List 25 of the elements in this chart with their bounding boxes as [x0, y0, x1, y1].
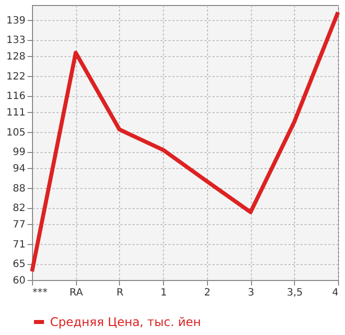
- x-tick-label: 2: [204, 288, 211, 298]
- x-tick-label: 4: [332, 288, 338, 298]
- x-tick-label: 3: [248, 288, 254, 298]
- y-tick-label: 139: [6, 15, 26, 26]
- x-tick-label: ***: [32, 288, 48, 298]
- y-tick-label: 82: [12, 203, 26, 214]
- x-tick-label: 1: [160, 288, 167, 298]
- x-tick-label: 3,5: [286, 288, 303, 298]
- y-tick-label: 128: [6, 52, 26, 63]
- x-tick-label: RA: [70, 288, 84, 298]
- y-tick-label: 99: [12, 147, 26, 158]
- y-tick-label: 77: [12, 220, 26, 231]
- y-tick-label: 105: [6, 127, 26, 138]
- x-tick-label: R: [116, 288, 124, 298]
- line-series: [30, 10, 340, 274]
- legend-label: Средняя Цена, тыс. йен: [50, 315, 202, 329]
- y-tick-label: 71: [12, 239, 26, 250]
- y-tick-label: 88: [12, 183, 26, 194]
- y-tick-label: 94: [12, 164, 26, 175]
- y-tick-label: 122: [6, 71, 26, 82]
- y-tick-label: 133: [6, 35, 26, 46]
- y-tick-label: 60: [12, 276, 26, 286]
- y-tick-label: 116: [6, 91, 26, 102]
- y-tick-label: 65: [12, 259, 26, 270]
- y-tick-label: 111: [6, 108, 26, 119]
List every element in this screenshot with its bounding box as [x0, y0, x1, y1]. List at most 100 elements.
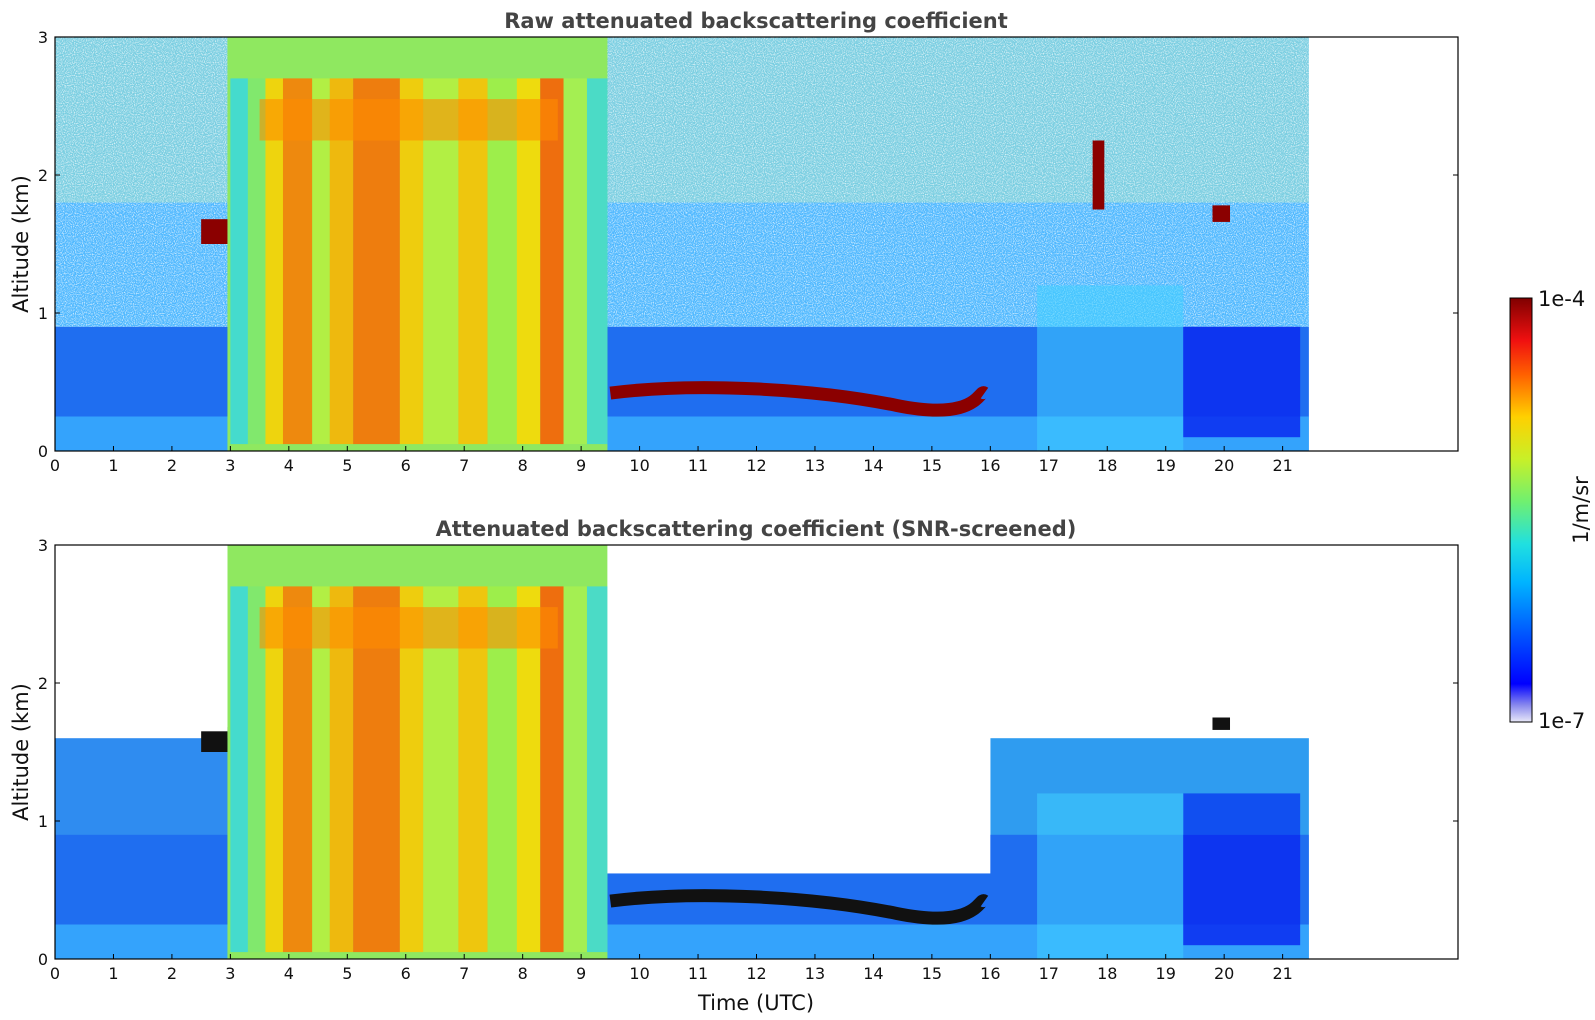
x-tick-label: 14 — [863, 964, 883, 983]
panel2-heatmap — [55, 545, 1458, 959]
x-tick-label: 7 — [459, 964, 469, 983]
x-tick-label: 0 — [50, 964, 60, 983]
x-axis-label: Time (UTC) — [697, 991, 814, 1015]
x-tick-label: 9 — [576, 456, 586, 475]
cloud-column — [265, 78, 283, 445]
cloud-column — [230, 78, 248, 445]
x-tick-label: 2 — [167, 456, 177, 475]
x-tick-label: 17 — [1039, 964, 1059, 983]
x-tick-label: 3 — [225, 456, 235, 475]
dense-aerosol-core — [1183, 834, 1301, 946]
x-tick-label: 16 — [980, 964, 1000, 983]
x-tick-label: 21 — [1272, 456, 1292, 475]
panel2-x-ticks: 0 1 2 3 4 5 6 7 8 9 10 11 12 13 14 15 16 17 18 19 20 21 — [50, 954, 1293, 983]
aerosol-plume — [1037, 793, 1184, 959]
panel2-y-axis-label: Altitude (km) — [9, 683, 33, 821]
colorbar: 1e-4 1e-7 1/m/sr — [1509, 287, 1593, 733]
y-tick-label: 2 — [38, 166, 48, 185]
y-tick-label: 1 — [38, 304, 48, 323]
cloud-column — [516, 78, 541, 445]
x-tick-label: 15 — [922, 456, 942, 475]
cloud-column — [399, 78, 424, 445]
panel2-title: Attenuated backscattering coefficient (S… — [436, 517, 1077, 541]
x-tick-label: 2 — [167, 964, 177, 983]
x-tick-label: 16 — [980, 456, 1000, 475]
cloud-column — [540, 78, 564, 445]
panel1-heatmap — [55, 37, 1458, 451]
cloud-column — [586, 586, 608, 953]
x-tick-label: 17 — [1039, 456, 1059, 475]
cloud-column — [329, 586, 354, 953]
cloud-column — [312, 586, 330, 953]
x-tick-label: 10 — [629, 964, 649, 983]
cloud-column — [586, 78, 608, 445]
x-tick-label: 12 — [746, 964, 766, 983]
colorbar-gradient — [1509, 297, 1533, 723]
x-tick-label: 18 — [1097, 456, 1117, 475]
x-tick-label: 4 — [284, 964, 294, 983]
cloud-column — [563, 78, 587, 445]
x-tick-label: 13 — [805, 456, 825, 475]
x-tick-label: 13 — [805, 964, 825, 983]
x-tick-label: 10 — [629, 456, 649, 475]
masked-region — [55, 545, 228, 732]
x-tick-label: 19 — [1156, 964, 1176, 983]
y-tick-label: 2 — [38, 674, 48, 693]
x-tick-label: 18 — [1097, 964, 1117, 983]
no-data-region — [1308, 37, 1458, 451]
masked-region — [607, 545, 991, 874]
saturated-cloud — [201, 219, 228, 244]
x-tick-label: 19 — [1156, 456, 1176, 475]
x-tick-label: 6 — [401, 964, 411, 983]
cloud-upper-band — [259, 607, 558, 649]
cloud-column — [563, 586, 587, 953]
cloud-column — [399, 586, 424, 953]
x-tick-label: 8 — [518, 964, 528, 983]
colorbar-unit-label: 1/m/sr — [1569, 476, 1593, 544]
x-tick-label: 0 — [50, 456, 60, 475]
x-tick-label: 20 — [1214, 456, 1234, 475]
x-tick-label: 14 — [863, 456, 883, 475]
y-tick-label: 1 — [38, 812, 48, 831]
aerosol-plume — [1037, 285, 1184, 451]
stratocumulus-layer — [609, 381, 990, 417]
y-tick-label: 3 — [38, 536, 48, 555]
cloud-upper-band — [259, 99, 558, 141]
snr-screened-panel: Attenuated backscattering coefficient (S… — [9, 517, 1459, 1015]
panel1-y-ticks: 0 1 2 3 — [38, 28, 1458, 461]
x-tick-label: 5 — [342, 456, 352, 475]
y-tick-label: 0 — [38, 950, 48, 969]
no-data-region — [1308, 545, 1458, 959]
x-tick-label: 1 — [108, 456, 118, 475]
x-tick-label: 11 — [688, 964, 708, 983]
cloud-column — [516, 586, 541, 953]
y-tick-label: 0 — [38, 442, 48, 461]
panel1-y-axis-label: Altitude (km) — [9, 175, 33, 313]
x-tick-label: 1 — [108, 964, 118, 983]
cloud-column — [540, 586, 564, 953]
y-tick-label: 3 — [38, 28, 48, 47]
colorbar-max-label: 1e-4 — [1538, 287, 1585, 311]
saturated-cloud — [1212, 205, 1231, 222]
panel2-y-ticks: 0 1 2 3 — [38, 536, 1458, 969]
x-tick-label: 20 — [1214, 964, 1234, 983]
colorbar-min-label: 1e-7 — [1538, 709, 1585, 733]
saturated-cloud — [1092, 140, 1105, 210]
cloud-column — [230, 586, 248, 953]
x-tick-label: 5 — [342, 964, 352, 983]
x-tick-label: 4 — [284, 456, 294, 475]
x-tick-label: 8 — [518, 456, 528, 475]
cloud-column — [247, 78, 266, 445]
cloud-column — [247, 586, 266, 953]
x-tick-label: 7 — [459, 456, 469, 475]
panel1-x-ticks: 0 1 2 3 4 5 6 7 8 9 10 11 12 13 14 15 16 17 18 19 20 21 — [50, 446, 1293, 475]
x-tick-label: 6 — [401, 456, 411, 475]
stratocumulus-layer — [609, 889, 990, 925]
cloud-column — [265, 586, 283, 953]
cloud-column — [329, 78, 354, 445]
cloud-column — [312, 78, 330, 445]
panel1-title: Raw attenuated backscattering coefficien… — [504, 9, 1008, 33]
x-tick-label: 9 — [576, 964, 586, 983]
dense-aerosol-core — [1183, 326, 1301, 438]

——

### TASK TO CARRY OUT
Lay out as a numbered list the lines in the entries above, from the line with "x-tick-label: 14 — [863, 964, 883, 983]" up to and including the line with "cloud-column — [329, 586, 354, 953]", leaving out any blank lines.

### WORKED ANSWER
1. x-tick-label: 14 — [863, 964, 883, 983]
2. panel2-heatmap — [55, 545, 1458, 959]
3. x-tick-label: 7 — [459, 964, 469, 983]
4. x-tick-label: 0 — [50, 964, 60, 983]
5. x-axis-label: Time (UTC) — [697, 991, 814, 1015]
6. x-tick-label: 9 — [576, 456, 586, 475]
7. cloud-column — [265, 78, 283, 445]
8. cloud-column — [230, 78, 248, 445]
9. x-tick-label: 2 — [167, 456, 177, 475]
10. x-tick-label: 17 — [1039, 964, 1059, 983]
11. x-tick-label: 3 — [225, 456, 235, 475]
12. dense-aerosol-core — [1183, 834, 1301, 946]
13. x-tick-label: 16 — [980, 964, 1000, 983]
14. x-tick-label: 21 — [1272, 456, 1292, 475]
15. panel2-x-ticks: 0 1 2 3 4 5 6 7 8 9 10 11 12 13 14 15 16 17 18 19 20 21 — [50, 954, 1293, 983]
16. aerosol-plume — [1037, 793, 1184, 959]
17. panel2-y-axis-label: Altitude (km) — [9, 683, 33, 821]
18. colorbar: 1e-4 1e-7 1/m/sr — [1509, 287, 1593, 733]
19. y-tick-label: 2 — [38, 166, 48, 185]
20. y-tick-label: 1 — [38, 304, 48, 323]
21. cloud-column — [516, 78, 541, 445]
22. x-tick-label: 15 — [922, 456, 942, 475]
23. cloud-column — [399, 78, 424, 445]
24. panel2-title: Attenuated backscattering coefficient (S… — [436, 517, 1077, 541]
25. x-tick-label: 2 — [167, 964, 177, 983]
26. x-tick-label: 16 — [980, 456, 1000, 475]
27. cloud-column — [540, 78, 564, 445]
28. panel1-heatmap — [55, 37, 1458, 451]
29. cloud-column — [586, 586, 608, 953]
30. x-tick-label: 17 — [1039, 456, 1059, 475]
31. cloud-column — [329, 586, 354, 953]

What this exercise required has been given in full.